In the listing below, locate the lines bearing the word "если". Copy every one of them.
START Input records
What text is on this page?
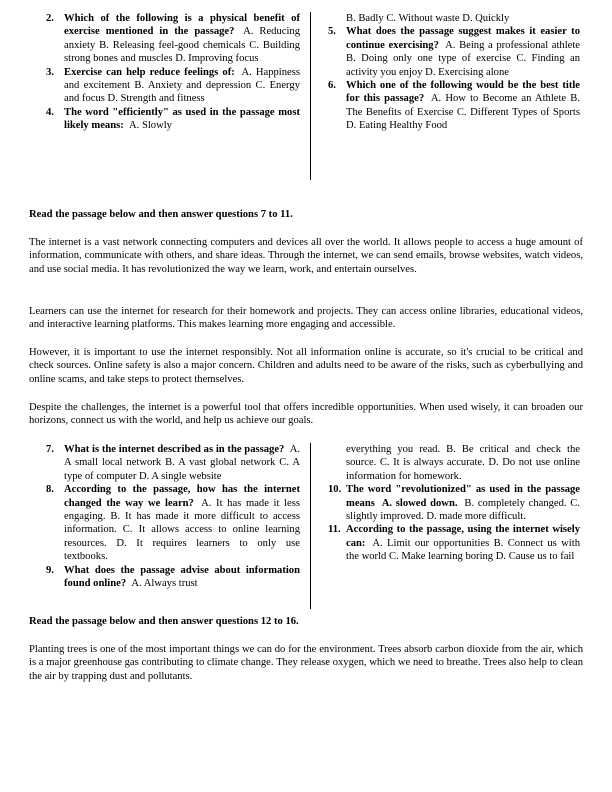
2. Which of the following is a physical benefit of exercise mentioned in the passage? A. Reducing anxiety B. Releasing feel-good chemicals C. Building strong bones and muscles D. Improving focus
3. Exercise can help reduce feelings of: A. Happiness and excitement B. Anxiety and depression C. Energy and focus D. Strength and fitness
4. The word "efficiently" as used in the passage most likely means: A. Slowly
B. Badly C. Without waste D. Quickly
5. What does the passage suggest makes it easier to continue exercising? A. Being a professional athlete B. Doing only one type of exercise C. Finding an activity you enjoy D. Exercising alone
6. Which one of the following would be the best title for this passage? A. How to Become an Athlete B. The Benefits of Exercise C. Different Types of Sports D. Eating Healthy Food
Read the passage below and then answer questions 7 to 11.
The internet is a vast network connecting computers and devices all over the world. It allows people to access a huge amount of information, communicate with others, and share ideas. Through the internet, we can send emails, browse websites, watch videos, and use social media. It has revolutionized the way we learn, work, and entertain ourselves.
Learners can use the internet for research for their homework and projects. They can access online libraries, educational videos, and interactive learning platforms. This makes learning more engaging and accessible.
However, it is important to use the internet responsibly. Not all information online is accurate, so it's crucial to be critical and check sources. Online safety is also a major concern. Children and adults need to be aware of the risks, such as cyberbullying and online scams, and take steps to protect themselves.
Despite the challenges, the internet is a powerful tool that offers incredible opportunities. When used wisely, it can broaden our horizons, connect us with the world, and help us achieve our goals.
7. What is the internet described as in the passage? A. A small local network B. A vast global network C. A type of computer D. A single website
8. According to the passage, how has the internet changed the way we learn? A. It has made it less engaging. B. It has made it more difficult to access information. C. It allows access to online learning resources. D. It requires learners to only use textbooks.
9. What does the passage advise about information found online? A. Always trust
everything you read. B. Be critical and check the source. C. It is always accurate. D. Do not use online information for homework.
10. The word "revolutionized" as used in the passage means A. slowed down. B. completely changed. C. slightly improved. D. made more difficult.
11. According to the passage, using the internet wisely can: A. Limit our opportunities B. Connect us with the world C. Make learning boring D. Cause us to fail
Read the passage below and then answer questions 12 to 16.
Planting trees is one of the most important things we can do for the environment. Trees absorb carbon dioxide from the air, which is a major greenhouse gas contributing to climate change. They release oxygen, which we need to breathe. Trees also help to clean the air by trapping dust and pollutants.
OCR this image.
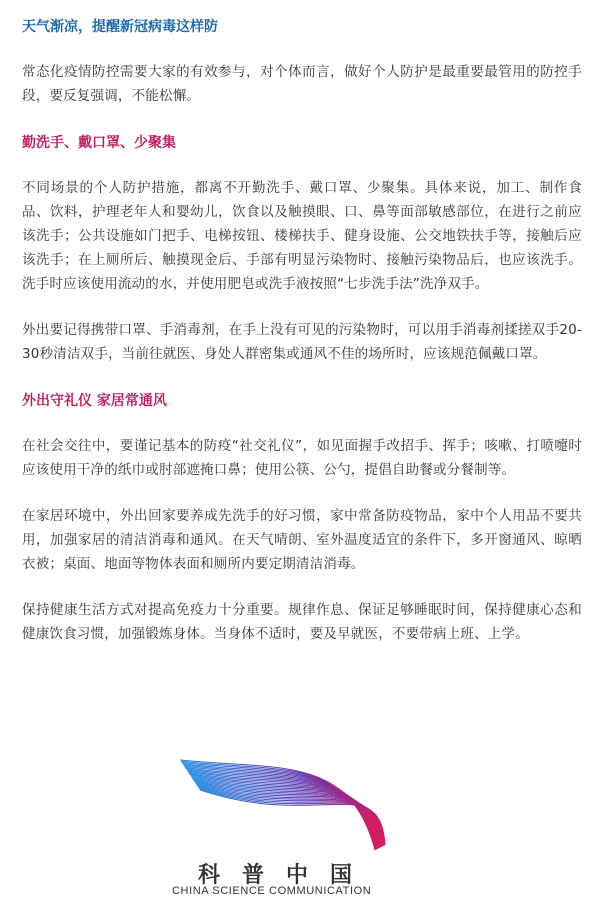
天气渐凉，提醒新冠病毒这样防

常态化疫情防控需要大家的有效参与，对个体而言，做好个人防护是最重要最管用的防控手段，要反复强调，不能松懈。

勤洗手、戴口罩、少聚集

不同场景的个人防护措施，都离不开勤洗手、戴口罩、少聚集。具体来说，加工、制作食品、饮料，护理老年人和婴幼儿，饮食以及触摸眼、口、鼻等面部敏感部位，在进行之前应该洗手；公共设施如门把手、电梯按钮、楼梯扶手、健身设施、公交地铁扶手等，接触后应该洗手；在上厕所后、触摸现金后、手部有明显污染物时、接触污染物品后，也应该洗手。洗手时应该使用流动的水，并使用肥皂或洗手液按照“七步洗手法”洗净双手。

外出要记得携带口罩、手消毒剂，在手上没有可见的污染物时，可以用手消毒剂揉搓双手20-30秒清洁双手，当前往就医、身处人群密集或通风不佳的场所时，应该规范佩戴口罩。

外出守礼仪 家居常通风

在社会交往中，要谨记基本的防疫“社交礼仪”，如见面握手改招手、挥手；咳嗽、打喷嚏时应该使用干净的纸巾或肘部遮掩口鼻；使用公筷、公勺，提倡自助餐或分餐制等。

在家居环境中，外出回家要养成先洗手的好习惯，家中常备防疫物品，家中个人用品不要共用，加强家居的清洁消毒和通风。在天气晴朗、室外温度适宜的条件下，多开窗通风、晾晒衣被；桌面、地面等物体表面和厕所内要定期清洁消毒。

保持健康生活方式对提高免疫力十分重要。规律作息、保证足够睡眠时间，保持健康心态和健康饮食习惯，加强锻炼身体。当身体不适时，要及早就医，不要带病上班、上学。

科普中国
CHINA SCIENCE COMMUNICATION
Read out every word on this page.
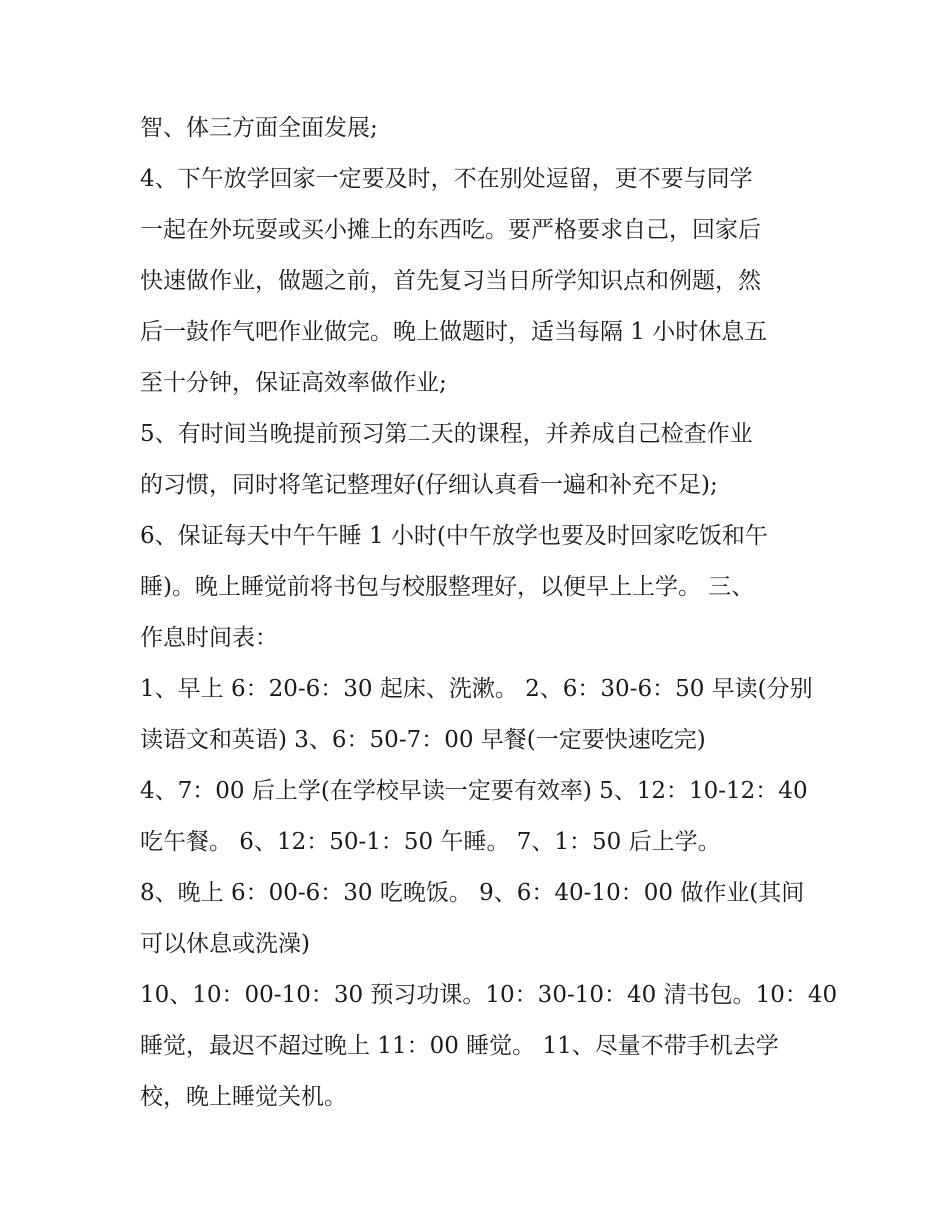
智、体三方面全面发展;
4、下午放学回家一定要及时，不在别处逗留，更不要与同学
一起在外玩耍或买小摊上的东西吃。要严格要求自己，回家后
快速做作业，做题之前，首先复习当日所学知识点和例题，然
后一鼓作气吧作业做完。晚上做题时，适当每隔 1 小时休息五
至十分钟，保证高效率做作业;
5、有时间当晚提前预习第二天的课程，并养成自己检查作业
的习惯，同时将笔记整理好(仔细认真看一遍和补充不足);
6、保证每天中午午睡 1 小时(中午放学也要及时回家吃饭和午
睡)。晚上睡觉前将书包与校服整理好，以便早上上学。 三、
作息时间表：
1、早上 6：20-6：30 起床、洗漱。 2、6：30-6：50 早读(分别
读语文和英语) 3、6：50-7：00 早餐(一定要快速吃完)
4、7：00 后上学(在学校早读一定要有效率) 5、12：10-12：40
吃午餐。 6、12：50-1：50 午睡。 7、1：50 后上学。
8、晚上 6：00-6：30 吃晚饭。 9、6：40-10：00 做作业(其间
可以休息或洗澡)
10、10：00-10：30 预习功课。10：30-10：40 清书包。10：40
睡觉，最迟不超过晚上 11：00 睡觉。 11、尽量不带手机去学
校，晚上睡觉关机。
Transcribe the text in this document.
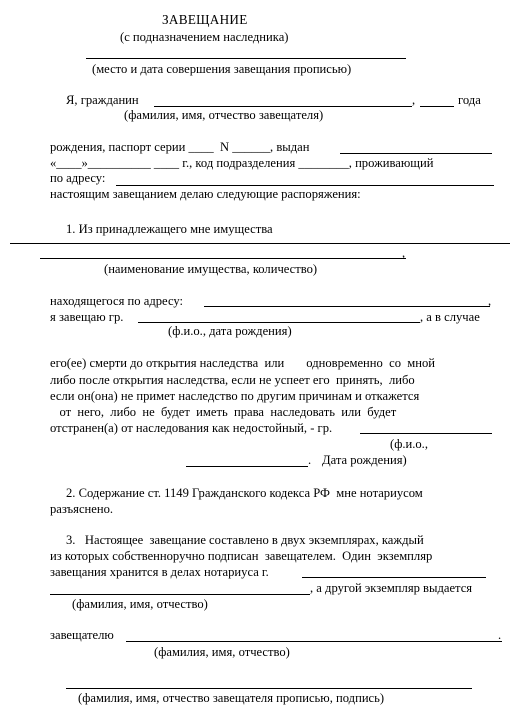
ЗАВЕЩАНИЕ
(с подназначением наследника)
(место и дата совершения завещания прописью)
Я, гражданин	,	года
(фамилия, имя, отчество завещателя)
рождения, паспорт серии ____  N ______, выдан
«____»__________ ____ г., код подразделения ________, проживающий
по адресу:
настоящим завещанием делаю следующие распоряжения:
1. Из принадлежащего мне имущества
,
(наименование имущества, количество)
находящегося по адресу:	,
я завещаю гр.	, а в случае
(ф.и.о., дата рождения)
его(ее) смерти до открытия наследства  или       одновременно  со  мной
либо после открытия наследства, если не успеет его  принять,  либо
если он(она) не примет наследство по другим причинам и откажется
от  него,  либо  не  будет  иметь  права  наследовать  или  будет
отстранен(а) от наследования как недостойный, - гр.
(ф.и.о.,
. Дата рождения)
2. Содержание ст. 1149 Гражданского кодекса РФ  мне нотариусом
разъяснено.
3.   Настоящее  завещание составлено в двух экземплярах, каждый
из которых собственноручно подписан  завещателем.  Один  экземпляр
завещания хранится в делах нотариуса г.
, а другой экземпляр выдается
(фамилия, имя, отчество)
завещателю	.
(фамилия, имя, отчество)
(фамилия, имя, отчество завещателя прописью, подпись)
END Input records
_Exercise result_
либо после открытия наследства, если не успеет его  принять,  либо
если он(она) не примет наследство по другим причинам и откажется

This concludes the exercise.